- _YOUR INSTRUCTIONS_:
Format the data below as a JSON list of strings with one string per line, leaving out any blank lines.

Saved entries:
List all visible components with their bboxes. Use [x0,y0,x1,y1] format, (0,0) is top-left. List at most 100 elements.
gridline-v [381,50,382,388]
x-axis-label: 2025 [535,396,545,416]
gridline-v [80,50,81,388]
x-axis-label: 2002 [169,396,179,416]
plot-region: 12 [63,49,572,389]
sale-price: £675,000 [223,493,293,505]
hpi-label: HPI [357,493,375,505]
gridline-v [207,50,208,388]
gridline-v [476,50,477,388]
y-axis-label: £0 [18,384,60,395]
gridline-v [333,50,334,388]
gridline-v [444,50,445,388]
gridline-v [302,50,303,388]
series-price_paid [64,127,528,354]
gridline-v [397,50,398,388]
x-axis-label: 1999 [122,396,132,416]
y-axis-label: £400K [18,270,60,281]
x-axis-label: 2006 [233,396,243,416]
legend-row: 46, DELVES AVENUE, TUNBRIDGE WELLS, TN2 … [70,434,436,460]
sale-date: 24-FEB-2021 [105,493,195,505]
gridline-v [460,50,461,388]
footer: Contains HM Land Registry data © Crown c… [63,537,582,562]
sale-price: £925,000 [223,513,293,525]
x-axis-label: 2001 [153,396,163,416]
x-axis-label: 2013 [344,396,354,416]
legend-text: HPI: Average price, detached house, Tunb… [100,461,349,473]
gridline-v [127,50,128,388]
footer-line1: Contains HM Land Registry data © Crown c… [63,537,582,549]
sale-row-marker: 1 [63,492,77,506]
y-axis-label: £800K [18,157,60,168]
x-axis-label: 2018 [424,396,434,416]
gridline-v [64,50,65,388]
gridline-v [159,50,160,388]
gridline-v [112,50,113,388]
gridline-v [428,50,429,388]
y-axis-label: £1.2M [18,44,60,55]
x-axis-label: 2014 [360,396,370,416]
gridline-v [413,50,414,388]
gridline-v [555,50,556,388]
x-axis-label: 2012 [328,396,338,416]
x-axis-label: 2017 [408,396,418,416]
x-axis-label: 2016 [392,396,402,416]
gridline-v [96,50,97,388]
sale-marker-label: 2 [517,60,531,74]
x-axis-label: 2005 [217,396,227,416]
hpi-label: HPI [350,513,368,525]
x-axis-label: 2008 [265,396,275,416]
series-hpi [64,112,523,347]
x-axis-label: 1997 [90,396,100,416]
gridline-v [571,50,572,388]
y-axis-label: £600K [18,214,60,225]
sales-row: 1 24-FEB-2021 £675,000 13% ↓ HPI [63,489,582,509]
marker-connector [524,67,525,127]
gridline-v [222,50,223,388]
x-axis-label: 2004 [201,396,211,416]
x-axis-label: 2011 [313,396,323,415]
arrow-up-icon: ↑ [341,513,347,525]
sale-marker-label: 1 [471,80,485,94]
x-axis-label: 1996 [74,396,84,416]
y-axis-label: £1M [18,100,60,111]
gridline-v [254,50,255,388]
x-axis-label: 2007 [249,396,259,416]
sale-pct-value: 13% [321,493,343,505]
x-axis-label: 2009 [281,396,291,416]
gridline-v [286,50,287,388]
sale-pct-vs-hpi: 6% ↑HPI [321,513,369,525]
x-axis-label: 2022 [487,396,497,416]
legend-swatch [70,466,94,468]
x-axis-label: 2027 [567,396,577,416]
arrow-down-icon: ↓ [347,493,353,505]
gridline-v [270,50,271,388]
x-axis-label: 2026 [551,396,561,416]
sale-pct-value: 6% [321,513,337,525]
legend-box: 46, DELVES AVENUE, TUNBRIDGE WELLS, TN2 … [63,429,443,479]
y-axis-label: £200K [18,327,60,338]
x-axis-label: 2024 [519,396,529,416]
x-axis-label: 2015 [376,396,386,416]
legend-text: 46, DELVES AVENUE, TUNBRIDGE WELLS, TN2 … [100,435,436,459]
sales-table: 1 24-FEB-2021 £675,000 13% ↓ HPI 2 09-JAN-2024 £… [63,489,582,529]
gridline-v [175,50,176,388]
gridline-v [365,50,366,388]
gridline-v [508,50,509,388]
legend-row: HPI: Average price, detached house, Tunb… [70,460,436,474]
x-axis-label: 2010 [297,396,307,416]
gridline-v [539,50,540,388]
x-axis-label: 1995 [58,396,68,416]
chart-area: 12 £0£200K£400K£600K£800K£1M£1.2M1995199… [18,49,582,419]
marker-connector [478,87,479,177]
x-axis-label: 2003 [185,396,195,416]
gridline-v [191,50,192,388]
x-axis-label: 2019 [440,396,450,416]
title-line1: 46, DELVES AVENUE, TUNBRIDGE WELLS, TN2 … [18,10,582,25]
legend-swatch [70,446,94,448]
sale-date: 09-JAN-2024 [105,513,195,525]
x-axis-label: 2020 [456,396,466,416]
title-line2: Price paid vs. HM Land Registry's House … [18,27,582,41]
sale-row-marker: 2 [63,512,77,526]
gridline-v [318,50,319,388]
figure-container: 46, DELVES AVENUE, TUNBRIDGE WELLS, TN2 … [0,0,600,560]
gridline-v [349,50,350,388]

- _THE OUTPUT_:
[
  "List all visible components with their bboxes. Use [x0,y0,x1,y1] format, (0,0) is top-left. List at most 100 elements.",
  "gridline-v [381,50,382,388]",
  "x-axis-label: 2025 [535,396,545,416]",
  "gridline-v [80,50,81,388]",
  "x-axis-label: 2002 [169,396,179,416]",
  "plot-region: 12 [63,49,572,389]",
  "sale-price: £675,000 [223,493,293,505]",
  "hpi-label: HPI [357,493,375,505]",
  "gridline-v [207,50,208,388]",
  "gridline-v [476,50,477,388]",
  "y-axis-label: £0 [18,384,60,395]",
  "gridline-v [333,50,334,388]",
  "gridline-v [444,50,445,388]",
  "gridline-v [302,50,303,388]",
  "series-price_paid [64,127,528,354]",
  "gridline-v [397,50,398,388]",
  "x-axis-label: 1999 [122,396,132,416]",
  "y-axis-label: £400K [18,270,60,281]",
  "x-axis-label: 2006 [233,396,243,416]",
  "legend-row: 46, DELVES AVENUE, TUNBRIDGE WELLS, TN2 … [70,434,436,460]",
  "sale-date: 24-FEB-2021 [105,493,195,505]",
  "gridline-v [460,50,461,388]",
  "footer: Contains HM Land Registry data © Crown c… [63,537,582,562]",
  "sale-price: £925,000 [223,513,293,525]",
  "x-axis-label: 2001 [153,396,163,416]",
  "x-axis-label: 2013 [344,396,354,416]",
  "legend-text: HPI: Average price, detached house, Tunb… [100,461,349,473]",
  "gridline-v [127,50,128,388]",
  "footer-line1: Contains HM Land Registry data © Crown c… [63,537,582,549]",
  "sale-row-marker: 1 [63,492,77,506]",
  "y-axis-label: £800K [18,157,60,168]",
  "x-axis-label: 2018 [424,396,434,416]",
  "gridline-v [64,50,65,388]",
  "gridline-v [159,50,160,388]",
  "gridline-v [112,50,113,388]",
  "gridline-v [428,50,429,388]",
  "y-axis-label: £1.2M [18,44,60,55]",
  "x-axis-label: 2014 [360,396,370,416]",
  "gridline-v [413,50,414,388]",
  "gridline-v [555,50,556,388]",
  "x-axis-label: 2012 [328,396,338,416]",
  "x-axis-label: 2017 [408,396,418,416]",
  "x-axis-label: 2016 [392,396,402,416]",
  "gridline-v [96,50,97,388]",
  "sale-marker-label: 2 [517,60,531,74]",
  "x-axis-label: 2005 [217,396,227,416]",
  "hpi-label: HPI [350,513,368,525]",
  "x-axis-label: 2008 [265,396,275,416]",
  "series-hpi [64,112,523,347]",
  "x-axis-label: 1997 [90,396,100,416]",
  "gridline-v [571,50,572,388]",
  "y-axis-label: £600K [18,214,60,225]",
  "sales-row: 1 24-FEB-2021 £675,000 13% ↓ HPI [63,489,582,509]",
  "marker-connector [524,67,525,127]",
  "gridline-v [222,50,223,388]",
  "x-axis-label: 2004 [201,396,211,416]",
  "x-axis-label: 2011 [313,396,323,415]",
  "arrow-up-icon: ↑ [341,513,347,525]",
  "sale-marker-label: 1 [471,80,485,94]",
  "x-axis-label: 1996 [74,396,84,416]",
  "y-axis-label: £1M [18,100,60,111]",
  "gridline-v [254,50,255,388]",
  "x-axis-label: 2007 [249,396,259,416]",
  "sale-pct-value: 13% [321,493,343,505]",
  "x-axis-label: 2009 [281,396,291,416]",
  "gridline-v [286,50,287,388]",
  "sale-pct-vs-hpi: 6% ↑HPI [321,513,369,525]",
  "x-axis-label: 2022 [487,396,497,416]",
  "legend-swatch [70,466,94,468]",
  "x-axis-label: 2027 [567,396,577,416]",
  "arrow-down-icon: ↓ [347,493,353,505]",
  "gridline-v [270,50,271,388]",
  "x-axis-label: 2026 [551,396,561,416]",
  "sale-pct-value: 6% [321,513,337,525]",
  "legend-box: 46, DELVES AVENUE, TUNBRIDGE WELLS, TN2 … [63,429,443,479]",
  "y-axis-label: £200K [18,327,60,338]",
  "x-axis-label: 2024 [519,396,529,416]",
  "x-axis-label: 2015 [376,396,386,416]",
  "legend-text: 46, DELVES AVENUE, TUNBRIDGE WELLS, TN2 … [100,435,436,459]",
  "sales-table: 1 24-FEB-2021 £675,000 13% ↓ HPI 2 09-JAN-2024 £… [63,489,582,529]",
  "gridline-v [175,50,176,388]",
  "gridline-v [365,50,366,388]",
  "gridline-v [508,50,509,388]",
  "legend-row: HPI: Average price, detached house, Tunb… [70,460,436,474]",
  "x-axis-label: 2010 [297,396,307,416]",
  "gridline-v [539,50,540,388]",
  "x-axis-label: 1995 [58,396,68,416]",
  "chart-area: 12 £0£200K£400K£600K£800K£1M£1.2M1995199… [18,49,582,419]",
  "marker-connector [478,87,479,177]",
  "x-axis-label: 2003 [185,396,195,416]",
  "gridline-v [191,50,192,388]",
  "x-axis-label: 2019 [440,396,450,416]",
  "title-line1: 46, DELVES AVENUE, TUNBRIDGE WELLS, TN2 … [18,10,582,25]",
  "legend-swatch [70,446,94,448]",
  "sale-date: 09-JAN-2024 [105,513,195,525]",
  "x-axis-label: 2020 [456,396,466,416]",
  "title-line2: Price paid vs. HM Land Registry's House … [18,27,582,41]",
  "sale-row-marker: 2 [63,512,77,526]",
  "gridline-v [318,50,319,388]",
  "figure-container: 46, DELVES AVENUE, TUNBRIDGE WELLS, TN2 … [0,0,600,560]",
  "gridline-v [349,50,350,388]"
]